##### TEXT EXCERPT

American Ninja Challenge was a nationwide competition sponsored by G4 TV to send a number of American citizens to Japan to compete in the TBS hit TV show Sasuke (known as Ninja Warrior in US). American Ninja Challenge has been held since Sasuke 19 (the 19th competition) and currently merged into the TV series American Ninja Warrior that premiered on December 12, 2009 and succeeded American Ninja Challenge.

Episodes

Ninja Fest (2006)

G4's Attack of the Show hosts Kevin Pereira and Olivia Munn broadcast a competition to ninja aspirees everywhere to create a video displaying their 'ninja moves'. Hundreds of people sent in submissions, and three finalists were selected. Through various competitions in America, the two winners were chosen; Collin Bell from Washington and Brett Sims from South Carolina went to Japan. They then participated in the Ninja Warrior Sasuke tournament.

Ninja Fest 2 (2007)

Once the videos were sent in, six finalists were chosen. The six finalists were: Russelis Perry aka "Blackie Chan") from Colorado Springs, Colorado; martial artist Joe Simonsen from West Islip, New York; Freerunner Brian Orosco from San Francisco, California; Rick Seedman from New York City, New York; freerunner Levi Meeuwenburg from Ann Arbor, Michigan; and Mark Witmer from Minneapolis, Minnesota.

These six finalists then went to a US Navy training camp, where they competed on a marine training obstacle course. In '1v1' challenges, three of the six competitors were eliminated. Once there were three challengers left, they competed on an improvised course consisting of several of the new Ninja Warrior's most difficult obstacles.

The winner, Levi Meeuwenberg, cleared it in 45 seconds, followed by Brian Orosco at 1:12 and Russelis Perry in third place at 1:16. In Japan the two top finalists Levi and Brian were joined by former finalist Brett Sims to take on the course at Midoriyama.

##########
##### GIVEN DATA

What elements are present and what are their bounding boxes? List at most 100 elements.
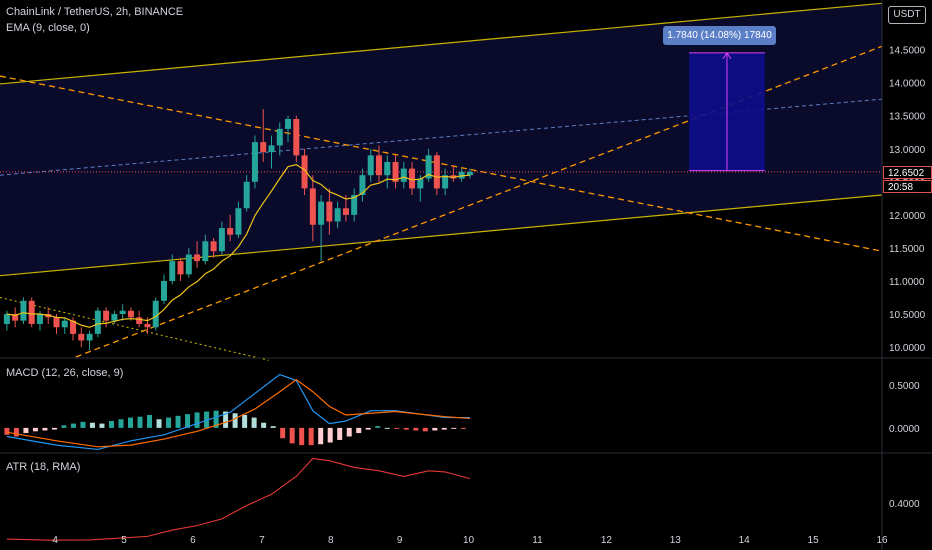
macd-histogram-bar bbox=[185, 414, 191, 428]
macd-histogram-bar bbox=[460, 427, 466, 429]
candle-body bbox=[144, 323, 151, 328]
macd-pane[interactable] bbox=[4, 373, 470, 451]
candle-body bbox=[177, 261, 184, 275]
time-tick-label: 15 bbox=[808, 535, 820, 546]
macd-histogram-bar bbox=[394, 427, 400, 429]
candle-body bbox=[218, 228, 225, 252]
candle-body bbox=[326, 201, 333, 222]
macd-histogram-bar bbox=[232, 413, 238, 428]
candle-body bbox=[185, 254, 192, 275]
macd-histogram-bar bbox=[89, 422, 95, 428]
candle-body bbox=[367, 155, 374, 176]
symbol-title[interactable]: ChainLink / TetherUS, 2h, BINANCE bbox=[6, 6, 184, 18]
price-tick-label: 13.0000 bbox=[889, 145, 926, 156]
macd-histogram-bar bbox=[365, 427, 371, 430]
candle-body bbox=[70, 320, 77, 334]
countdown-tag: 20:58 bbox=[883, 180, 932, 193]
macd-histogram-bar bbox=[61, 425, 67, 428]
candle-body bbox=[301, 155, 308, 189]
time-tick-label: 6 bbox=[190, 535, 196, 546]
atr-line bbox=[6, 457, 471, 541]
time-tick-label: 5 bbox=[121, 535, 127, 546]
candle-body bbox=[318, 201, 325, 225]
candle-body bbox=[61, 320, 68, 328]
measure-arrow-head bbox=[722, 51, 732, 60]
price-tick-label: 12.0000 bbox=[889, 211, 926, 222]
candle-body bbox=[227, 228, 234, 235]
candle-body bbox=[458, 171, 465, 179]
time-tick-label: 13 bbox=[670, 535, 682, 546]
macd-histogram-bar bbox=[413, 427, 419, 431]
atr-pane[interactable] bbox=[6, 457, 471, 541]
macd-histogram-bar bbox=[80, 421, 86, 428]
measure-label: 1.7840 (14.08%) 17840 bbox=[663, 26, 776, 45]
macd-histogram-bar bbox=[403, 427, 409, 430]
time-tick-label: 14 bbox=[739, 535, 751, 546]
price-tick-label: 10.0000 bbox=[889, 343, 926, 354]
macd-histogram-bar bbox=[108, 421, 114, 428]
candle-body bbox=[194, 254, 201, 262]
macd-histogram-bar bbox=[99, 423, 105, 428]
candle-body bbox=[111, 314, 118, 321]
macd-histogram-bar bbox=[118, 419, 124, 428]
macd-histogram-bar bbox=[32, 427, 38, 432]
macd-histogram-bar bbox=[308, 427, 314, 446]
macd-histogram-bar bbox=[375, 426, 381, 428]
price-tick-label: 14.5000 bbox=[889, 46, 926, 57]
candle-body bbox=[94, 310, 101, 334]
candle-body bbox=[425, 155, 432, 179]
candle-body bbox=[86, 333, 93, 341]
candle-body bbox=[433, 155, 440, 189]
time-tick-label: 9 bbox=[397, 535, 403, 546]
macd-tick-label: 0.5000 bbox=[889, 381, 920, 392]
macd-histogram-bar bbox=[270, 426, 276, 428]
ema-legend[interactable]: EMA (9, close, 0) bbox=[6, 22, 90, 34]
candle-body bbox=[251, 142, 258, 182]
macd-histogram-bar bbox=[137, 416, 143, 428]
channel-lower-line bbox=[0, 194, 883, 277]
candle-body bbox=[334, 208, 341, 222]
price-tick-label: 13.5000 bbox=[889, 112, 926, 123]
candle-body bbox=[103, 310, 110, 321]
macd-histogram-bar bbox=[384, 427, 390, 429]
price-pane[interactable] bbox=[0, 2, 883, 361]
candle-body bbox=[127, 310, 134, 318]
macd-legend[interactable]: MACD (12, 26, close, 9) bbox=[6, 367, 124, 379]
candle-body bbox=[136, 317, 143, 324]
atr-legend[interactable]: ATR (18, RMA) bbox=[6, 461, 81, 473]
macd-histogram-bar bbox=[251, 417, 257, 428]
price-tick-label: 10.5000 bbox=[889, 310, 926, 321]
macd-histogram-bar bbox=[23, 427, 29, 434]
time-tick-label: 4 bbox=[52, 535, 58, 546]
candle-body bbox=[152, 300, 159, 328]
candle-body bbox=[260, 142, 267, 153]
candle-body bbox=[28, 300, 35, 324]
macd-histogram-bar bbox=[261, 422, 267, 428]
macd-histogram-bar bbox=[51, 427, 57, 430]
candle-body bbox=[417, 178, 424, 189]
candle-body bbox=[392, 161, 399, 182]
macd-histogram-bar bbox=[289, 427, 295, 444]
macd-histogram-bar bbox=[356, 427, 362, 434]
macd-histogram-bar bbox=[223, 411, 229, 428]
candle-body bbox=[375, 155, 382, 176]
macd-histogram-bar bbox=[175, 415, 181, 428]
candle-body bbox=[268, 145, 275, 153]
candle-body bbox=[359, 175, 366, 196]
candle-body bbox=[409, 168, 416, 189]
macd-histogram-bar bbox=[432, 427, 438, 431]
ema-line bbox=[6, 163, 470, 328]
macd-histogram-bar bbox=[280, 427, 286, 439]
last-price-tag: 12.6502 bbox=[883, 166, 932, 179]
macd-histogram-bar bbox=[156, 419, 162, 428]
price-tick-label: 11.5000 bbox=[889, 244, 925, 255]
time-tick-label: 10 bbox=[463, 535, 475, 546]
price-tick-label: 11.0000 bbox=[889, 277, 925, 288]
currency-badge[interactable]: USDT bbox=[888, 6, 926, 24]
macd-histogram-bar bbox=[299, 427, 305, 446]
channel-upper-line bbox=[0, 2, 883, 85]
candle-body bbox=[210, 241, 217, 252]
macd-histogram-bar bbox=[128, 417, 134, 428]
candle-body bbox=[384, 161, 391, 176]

##########
##### GIVEN DATA

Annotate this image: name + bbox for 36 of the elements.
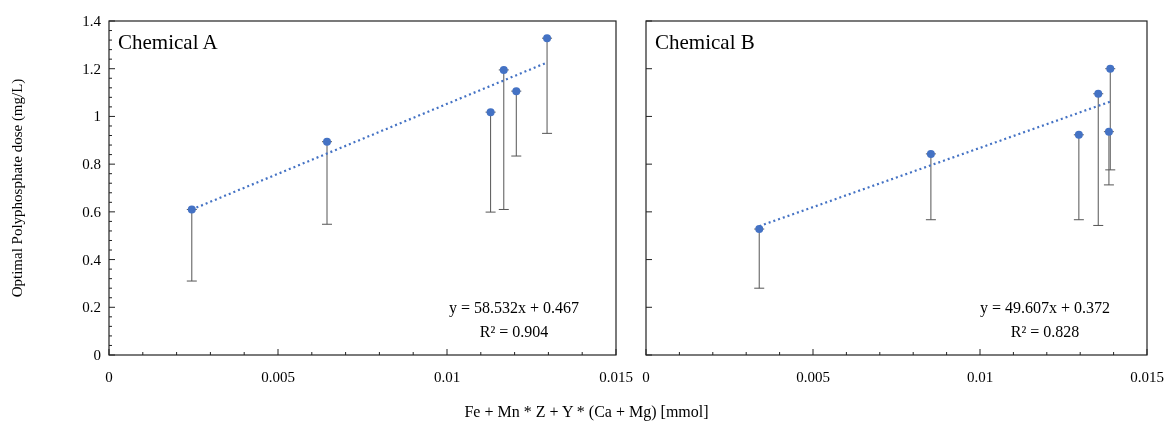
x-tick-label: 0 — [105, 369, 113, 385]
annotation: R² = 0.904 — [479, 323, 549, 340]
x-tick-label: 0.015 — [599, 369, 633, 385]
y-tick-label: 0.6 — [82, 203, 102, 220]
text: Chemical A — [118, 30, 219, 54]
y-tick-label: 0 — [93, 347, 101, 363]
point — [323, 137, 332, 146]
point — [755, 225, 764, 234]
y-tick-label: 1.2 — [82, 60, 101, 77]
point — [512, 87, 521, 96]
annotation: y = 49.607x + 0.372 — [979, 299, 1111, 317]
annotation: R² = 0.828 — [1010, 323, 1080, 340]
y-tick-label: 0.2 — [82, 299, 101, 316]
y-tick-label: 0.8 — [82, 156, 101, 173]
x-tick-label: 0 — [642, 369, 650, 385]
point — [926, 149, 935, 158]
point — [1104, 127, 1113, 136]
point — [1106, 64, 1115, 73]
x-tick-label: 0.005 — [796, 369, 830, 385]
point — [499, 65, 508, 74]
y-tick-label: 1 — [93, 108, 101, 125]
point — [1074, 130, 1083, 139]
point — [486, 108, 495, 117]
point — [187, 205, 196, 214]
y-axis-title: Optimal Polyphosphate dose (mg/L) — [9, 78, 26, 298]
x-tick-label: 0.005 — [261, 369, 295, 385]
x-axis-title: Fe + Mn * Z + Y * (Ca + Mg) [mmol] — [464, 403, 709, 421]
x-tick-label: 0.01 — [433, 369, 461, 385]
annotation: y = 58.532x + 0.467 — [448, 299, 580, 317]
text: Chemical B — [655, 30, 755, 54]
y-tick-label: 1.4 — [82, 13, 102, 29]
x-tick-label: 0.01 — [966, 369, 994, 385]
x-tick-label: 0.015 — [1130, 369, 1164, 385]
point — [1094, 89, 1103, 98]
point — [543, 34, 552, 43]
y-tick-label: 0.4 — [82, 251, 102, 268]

##########

## WRITTEN PROBLEM 1
Extract the words of the American Ninja Challenge passage from "Ninja Fest 2" to "from Minneapolis, Minnesota.".
## WRITTEN PROBLEM 2
According to the American Ninja Challenge passage, how long did the Ninja Fest 2 winner take to clear the improvised course?

## FINAL RESULT 1
Ninja Fest 2 (2007)

Once the videos were sent in, six finalists were chosen. The six finalists were: Russelis Perry aka "Blackie Chan") from Colorado Springs, Colorado; martial artist Joe Simonsen from West Islip, New York; Freerunner Brian Orosco from San Francisco, California; Rick Seedman from New York City, New York; freerunner Levi Meeuwenburg from Ann Arbor, Michigan; and Mark Witmer from Minneapolis, Minnesota.

## FINAL RESULT 2
45 seconds.